- Task goal -
Return the records, each one exactly as written.

- Input rows -
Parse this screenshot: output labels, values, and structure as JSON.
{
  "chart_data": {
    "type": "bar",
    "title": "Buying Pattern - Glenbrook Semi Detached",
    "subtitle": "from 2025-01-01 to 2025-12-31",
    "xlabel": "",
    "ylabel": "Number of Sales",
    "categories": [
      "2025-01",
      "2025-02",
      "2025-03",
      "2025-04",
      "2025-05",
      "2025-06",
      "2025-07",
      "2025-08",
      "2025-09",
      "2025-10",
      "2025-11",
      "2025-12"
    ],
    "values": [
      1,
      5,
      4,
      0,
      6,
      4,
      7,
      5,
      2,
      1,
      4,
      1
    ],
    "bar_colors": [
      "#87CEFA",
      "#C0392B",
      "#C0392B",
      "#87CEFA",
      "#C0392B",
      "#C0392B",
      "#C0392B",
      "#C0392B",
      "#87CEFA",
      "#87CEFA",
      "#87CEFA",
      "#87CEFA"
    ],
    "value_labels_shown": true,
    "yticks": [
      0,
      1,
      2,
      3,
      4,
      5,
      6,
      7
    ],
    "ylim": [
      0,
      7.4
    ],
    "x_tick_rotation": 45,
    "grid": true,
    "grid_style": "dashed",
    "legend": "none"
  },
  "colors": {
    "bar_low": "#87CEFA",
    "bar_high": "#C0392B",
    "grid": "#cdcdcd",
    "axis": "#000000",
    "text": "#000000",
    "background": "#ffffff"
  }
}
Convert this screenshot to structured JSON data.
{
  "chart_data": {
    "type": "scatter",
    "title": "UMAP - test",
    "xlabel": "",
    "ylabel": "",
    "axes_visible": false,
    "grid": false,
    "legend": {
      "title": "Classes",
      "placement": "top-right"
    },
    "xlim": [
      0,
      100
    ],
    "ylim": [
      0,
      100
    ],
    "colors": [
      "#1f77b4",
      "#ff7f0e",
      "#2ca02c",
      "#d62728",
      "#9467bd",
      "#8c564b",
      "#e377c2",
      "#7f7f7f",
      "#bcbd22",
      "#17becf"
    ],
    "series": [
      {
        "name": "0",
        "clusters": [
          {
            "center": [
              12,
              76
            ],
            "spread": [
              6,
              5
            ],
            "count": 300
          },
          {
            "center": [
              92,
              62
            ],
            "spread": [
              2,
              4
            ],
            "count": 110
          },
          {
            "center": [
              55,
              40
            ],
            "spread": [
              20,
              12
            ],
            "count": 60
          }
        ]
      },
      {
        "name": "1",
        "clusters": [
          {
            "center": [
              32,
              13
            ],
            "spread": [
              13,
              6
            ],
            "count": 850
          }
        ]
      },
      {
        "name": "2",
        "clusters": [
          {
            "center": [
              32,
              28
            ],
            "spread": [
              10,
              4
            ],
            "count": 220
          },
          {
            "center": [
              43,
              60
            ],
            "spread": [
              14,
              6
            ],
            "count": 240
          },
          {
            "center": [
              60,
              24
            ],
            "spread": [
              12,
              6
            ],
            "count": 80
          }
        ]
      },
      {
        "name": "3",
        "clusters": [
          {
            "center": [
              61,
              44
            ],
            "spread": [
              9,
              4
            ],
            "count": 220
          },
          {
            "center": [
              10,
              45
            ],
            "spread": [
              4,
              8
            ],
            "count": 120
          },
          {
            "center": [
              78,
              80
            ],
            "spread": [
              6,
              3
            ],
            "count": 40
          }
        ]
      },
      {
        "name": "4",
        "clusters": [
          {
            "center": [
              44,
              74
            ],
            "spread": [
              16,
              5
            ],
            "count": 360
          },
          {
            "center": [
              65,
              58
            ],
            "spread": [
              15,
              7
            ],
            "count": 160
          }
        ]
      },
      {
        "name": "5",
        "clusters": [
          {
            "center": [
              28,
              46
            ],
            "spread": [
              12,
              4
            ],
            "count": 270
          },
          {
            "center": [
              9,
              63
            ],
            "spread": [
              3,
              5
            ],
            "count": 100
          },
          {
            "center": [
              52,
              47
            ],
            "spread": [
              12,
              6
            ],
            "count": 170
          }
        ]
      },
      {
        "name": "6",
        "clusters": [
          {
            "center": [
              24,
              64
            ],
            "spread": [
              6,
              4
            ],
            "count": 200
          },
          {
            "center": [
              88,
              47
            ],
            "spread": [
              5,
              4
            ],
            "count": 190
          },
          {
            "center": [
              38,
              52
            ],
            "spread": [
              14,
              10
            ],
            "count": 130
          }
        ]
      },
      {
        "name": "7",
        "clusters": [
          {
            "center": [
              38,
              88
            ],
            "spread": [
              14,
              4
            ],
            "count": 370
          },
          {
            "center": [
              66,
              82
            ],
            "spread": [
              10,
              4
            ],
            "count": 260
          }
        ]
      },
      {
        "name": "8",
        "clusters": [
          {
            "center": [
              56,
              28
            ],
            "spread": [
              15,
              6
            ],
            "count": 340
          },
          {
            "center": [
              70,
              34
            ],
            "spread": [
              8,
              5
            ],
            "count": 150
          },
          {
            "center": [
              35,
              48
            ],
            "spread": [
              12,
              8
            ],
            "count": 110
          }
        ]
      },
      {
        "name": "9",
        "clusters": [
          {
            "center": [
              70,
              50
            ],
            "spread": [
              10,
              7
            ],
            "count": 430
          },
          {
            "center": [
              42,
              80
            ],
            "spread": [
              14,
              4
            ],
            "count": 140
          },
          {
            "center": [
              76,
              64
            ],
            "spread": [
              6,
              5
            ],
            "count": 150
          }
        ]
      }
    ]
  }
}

- Answer to the task -
Parse this screenshot: output labels, values, and structure as JSON.
{
  "chart_data": {
    "type": "bar",
    "title": "Buying Pattern - Glenbrook Semi Detached",
    "subtitle": "from 2025-01-01 to 2025-12-31",
    "xlabel": "",
    "ylabel": "Number of Sales",
    "categories": [
      "2025-01",
      "2025-02",
      "2025-03",
      "2025-04",
      "2025-05",
      "2025-06",
      "2025-07",
      "2025-08",
      "2025-09",
      "2025-10",
      "2025-11",
      "2025-12"
    ],
    "values": [
      1,
      5,
      4,
      0,
      6,
      4,
      7,
      5,
      2,
      1,
      4,
      1
    ],
    "bar_colors": [
      "#87CEFA",
      "#C0392B",
      "#C0392B",
      "#87CEFA",
      "#C0392B",
      "#C0392B",
      "#C0392B",
      "#C0392B",
      "#87CEFA",
      "#87CEFA",
      "#87CEFA",
      "#87CEFA"
    ],
    "value_labels_shown": true,
    "yticks": [
      0,
      1,
      2,
      3,
      4,
      5,
      6,
      7
    ],
    "ylim": [
      0,
      7.4
    ],
    "x_tick_rotation": 45,
    "grid": true,
    "grid_style": "dashed",
    "legend": "none"
  },
  "colors": {
    "bar_low": "#87CEFA",
    "bar_high": "#C0392B",
    "grid": "#cdcdcd",
    "axis": "#000000",
    "text": "#000000",
    "background": "#ffffff"
  }
}
Convert this screenshot to structured JSON data.
{
  "chart_data": {
    "type": "scatter",
    "title": "UMAP - test",
    "xlabel": "",
    "ylabel": "",
    "axes_visible": false,
    "grid": false,
    "legend": {
      "title": "Classes",
      "placement": "top-right"
    },
    "xlim": [
      0,
      100
    ],
    "ylim": [
      0,
      100
    ],
    "colors": [
      "#1f77b4",
      "#ff7f0e",
      "#2ca02c",
      "#d62728",
      "#9467bd",
      "#8c564b",
      "#e377c2",
      "#7f7f7f",
      "#bcbd22",
      "#17becf"
    ],
    "series": [
      {
        "name": "0",
        "clusters": [
          {
            "center": [
              12,
              76
            ],
            "spread": [
              6,
              5
            ],
            "count": 300
          },
          {
            "center": [
              92,
              62
            ],
            "spread": [
              2,
              4
            ],
            "count": 110
          },
          {
            "center": [
              55,
              40
            ],
            "spread": [
              20,
              12
            ],
            "count": 60
          }
        ]
      },
      {
        "name": "1",
        "clusters": [
          {
            "center": [
              32,
              13
            ],
            "spread": [
              13,
              6
            ],
            "count": 850
          }
        ]
      },
      {
        "name": "2",
        "clusters": [
          {
            "center": [
              32,
              28
            ],
            "spread": [
              10,
              4
            ],
            "count": 220
          },
          {
            "center": [
              43,
              60
            ],
            "spread": [
              14,
              6
            ],
            "count": 240
          },
          {
            "center": [
              60,
              24
            ],
            "spread": [
              12,
              6
            ],
            "count": 80
          }
        ]
      },
      {
        "name": "3",
        "clusters": [
          {
            "center": [
              61,
              44
            ],
            "spread": [
              9,
              4
            ],
            "count": 220
          },
          {
            "center": [
              10,
              45
            ],
            "spread": [
              4,
              8
            ],
            "count": 120
          },
          {
            "center": [
              78,
              80
            ],
            "spread": [
              6,
              3
            ],
            "count": 40
          }
        ]
      },
      {
        "name": "4",
        "clusters": [
          {
            "center": [
              44,
              74
            ],
            "spread": [
              16,
              5
            ],
            "count": 360
          },
          {
            "center": [
              65,
              58
            ],
            "spread": [
              15,
              7
            ],
            "count": 160
          }
        ]
      },
      {
        "name": "5",
        "clusters": [
          {
            "center": [
              28,
              46
            ],
            "spread": [
              12,
              4
            ],
            "count": 270
          },
          {
            "center": [
              9,
              63
            ],
            "spread": [
              3,
              5
            ],
            "count": 100
          },
          {
            "center": [
              52,
              47
            ],
            "spread": [
              12,
              6
            ],
            "count": 170
          }
        ]
      },
      {
        "name": "6",
        "clusters": [
          {
            "center": [
              24,
              64
            ],
            "spread": [
              6,
              4
            ],
            "count": 200
          },
          {
            "center": [
              88,
              47
            ],
            "spread": [
              5,
              4
            ],
            "count": 190
          },
          {
            "center": [
              38,
              52
            ],
            "spread": [
              14,
              10
            ],
            "count": 130
          }
        ]
      },
      {
        "name": "7",
        "clusters": [
          {
            "center": [
              38,
              88
            ],
            "spread": [
              14,
              4
            ],
            "count": 370
          },
          {
            "center": [
              66,
              82
            ],
            "spread": [
              10,
              4
            ],
            "count": 260
          }
        ]
      },
      {
        "name": "8",
        "clusters": [
          {
            "center": [
              56,
              28
            ],
            "spread": [
              15,
              6
            ],
            "count": 340
          },
          {
            "center": [
              70,
              34
            ],
            "spread": [
              8,
              5
            ],
            "count": 150
          },
          {
            "center": [
              35,
              48
            ],
            "spread": [
              12,
              8
            ],
            "count": 110
          }
        ]
      },
      {
        "name": "9",
        "clusters": [
          {
            "center": [
              70,
              50
            ],
            "spread": [
              10,
              7
            ],
            "count": 430
          },
          {
            "center": [
              42,
              80
            ],
            "spread": [
              14,
              4
            ],
            "count": 140
          },
          {
            "center": [
              76,
              64
            ],
            "spread": [
              6,
              5
            ],
            "count": 150
          }
        ]
      }
    ]
  }
}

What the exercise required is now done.